Provided records |

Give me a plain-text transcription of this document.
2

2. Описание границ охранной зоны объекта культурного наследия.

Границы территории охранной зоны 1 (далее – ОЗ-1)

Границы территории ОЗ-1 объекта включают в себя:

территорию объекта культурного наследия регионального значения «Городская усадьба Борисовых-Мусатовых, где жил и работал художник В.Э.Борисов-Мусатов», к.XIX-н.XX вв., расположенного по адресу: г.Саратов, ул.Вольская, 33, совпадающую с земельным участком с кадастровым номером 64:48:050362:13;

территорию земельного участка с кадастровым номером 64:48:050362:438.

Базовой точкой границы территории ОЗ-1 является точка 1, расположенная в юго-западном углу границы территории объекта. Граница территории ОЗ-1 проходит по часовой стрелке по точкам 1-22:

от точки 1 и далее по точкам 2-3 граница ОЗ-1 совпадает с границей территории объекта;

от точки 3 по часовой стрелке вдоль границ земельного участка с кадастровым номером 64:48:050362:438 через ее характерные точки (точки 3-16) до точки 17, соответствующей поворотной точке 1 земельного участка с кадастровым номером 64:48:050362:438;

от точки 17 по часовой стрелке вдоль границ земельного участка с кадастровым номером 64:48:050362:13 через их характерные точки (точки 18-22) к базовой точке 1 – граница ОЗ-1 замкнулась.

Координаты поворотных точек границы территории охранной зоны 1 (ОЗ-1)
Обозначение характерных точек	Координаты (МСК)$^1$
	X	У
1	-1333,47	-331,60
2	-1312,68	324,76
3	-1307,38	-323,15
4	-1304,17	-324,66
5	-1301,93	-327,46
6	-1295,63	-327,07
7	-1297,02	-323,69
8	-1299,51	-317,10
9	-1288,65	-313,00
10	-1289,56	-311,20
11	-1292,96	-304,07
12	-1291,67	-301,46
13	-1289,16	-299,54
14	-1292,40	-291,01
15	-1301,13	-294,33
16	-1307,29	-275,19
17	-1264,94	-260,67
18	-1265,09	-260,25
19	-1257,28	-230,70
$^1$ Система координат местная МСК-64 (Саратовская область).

Exercise requirements | Find the string "часовой" in the entries above and return each line that holds it.

Complete answer |
Базовой точкой границы территории ОЗ-1 является точка 1, расположенная в юго-западном углу границы территории объекта. Граница территории ОЗ-1 проходит по часовой стрелке по точкам 1-22:
от точки 3 по часовой стрелке вдоль границ земельного участка с кадастровым номером 64:48:050362:438 через ее характерные точки (точки 3-16) до точки 17, соответствующей поворотной точке 1 земельного участка с кадастровым номером 64:48:050362:438;
от точки 17 по часовой стрелке вдоль границ земельного участка с кадастровым номером 64:48:050362:13 через их характерные точки (точки 18-22) к базовой точке 1 – граница ОЗ-1 замкнулась.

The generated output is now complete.